- _AIM OF THE EXERCISE_
Extract the complete listing and output it unchanged.

** Begin DATASET EXCERPTS **

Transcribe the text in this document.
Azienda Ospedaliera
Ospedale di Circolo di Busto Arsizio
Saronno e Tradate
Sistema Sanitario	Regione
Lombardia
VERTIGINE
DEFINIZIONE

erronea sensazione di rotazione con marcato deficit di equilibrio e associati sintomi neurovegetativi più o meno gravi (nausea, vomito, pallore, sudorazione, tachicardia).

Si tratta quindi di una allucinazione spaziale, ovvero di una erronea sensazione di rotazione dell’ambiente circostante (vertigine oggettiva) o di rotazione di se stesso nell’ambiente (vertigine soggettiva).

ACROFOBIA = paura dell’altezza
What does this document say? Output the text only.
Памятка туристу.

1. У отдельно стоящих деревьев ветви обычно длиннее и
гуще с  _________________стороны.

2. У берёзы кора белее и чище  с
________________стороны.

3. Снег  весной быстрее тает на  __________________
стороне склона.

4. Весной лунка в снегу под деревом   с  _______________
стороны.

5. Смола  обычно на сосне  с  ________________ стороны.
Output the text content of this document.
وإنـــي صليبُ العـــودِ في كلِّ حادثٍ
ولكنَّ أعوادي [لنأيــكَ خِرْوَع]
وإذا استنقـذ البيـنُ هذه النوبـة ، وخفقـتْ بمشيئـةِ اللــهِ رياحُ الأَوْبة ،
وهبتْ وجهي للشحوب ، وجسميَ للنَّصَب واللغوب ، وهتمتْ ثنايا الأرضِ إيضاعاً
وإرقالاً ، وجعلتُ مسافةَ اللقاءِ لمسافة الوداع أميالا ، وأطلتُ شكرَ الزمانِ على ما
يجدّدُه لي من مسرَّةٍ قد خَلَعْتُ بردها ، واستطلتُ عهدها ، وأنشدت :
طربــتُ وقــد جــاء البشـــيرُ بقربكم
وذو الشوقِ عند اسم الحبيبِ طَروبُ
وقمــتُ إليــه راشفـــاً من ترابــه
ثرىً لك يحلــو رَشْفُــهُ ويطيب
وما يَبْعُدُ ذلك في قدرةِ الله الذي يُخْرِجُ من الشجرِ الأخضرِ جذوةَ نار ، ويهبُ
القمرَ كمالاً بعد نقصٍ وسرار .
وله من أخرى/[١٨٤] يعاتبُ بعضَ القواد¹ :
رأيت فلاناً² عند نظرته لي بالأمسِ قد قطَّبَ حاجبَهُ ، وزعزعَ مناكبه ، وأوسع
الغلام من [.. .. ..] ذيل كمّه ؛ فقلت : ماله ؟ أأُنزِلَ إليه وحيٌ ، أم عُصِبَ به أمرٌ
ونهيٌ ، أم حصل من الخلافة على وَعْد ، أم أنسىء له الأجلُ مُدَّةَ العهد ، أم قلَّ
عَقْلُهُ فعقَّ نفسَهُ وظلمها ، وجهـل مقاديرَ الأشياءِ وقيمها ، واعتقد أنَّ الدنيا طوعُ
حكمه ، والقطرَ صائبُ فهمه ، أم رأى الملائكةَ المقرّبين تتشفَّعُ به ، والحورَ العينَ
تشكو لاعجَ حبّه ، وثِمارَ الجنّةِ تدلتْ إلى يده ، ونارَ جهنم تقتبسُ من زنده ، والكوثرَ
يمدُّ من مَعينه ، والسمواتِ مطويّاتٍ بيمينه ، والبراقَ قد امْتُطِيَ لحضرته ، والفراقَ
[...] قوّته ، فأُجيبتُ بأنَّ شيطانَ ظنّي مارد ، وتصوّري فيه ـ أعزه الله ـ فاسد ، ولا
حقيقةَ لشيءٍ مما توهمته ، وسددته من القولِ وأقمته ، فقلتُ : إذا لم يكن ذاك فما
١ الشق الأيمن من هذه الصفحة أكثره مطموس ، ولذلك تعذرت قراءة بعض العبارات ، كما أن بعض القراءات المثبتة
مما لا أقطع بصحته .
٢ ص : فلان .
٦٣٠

** End DATASET EXCERPTS **

- _EXPECTED ANSWER_
Transcribe the text in this document.
Azienda Ospedaliera
Ospedale di Circolo di Busto Arsizio
Saronno e Tradate
Sistema Sanitario	Regione
Lombardia
VERTIGINE
DEFINIZIONE

erronea sensazione di rotazione con marcato deficit di equilibrio e associati sintomi neurovegetativi più o meno gravi (nausea, vomito, pallore, sudorazione, tachicardia).

Si tratta quindi di una allucinazione spaziale, ovvero di una erronea sensazione di rotazione dell’ambiente circostante (vertigine oggettiva) o di rotazione di se stesso nell’ambiente (vertigine soggettiva).

ACROFOBIA = paura dell’altezza
What does this document say? Output the text only.
Памятка туристу.

1. У отдельно стоящих деревьев ветви обычно длиннее и
гуще с  _________________стороны.

2. У берёзы кора белее и чище  с
________________стороны.

3. Снег  весной быстрее тает на  __________________
стороне склона.

4. Весной лунка в снегу под деревом   с  _______________
стороны.

5. Смола  обычно на сосне  с  ________________ стороны.
Output the text content of this document.
وإنـــي صليبُ العـــودِ في كلِّ حادثٍ
ولكنَّ أعوادي [لنأيــكَ خِرْوَع]
وإذا استنقـذ البيـنُ هذه النوبـة ، وخفقـتْ بمشيئـةِ اللــهِ رياحُ الأَوْبة ،
وهبتْ وجهي للشحوب ، وجسميَ للنَّصَب واللغوب ، وهتمتْ ثنايا الأرضِ إيضاعاً
وإرقالاً ، وجعلتُ مسافةَ اللقاءِ لمسافة الوداع أميالا ، وأطلتُ شكرَ الزمانِ على ما
يجدّدُه لي من مسرَّةٍ قد خَلَعْتُ بردها ، واستطلتُ عهدها ، وأنشدت :
طربــتُ وقــد جــاء البشـــيرُ بقربكم
وذو الشوقِ عند اسم الحبيبِ طَروبُ
وقمــتُ إليــه راشفـــاً من ترابــه
ثرىً لك يحلــو رَشْفُــهُ ويطيب
وما يَبْعُدُ ذلك في قدرةِ الله الذي يُخْرِجُ من الشجرِ الأخضرِ جذوةَ نار ، ويهبُ
القمرَ كمالاً بعد نقصٍ وسرار .
وله من أخرى/[١٨٤] يعاتبُ بعضَ القواد¹ :
رأيت فلاناً² عند نظرته لي بالأمسِ قد قطَّبَ حاجبَهُ ، وزعزعَ مناكبه ، وأوسع
الغلام من [.. .. ..] ذيل كمّه ؛ فقلت : ماله ؟ أأُنزِلَ إليه وحيٌ ، أم عُصِبَ به أمرٌ
ونهيٌ ، أم حصل من الخلافة على وَعْد ، أم أنسىء له الأجلُ مُدَّةَ العهد ، أم قلَّ
عَقْلُهُ فعقَّ نفسَهُ وظلمها ، وجهـل مقاديرَ الأشياءِ وقيمها ، واعتقد أنَّ الدنيا طوعُ
حكمه ، والقطرَ صائبُ فهمه ، أم رأى الملائكةَ المقرّبين تتشفَّعُ به ، والحورَ العينَ
تشكو لاعجَ حبّه ، وثِمارَ الجنّةِ تدلتْ إلى يده ، ونارَ جهنم تقتبسُ من زنده ، والكوثرَ
يمدُّ من مَعينه ، والسمواتِ مطويّاتٍ بيمينه ، والبراقَ قد امْتُطِيَ لحضرته ، والفراقَ
[...] قوّته ، فأُجيبتُ بأنَّ شيطانَ ظنّي مارد ، وتصوّري فيه ـ أعزه الله ـ فاسد ، ولا
حقيقةَ لشيءٍ مما توهمته ، وسددته من القولِ وأقمته ، فقلتُ : إذا لم يكن ذاك فما
١ الشق الأيمن من هذه الصفحة أكثره مطموس ، ولذلك تعذرت قراءة بعض العبارات ، كما أن بعض القراءات المثبتة
مما لا أقطع بصحته .
٢ ص : فلان .
٦٣٠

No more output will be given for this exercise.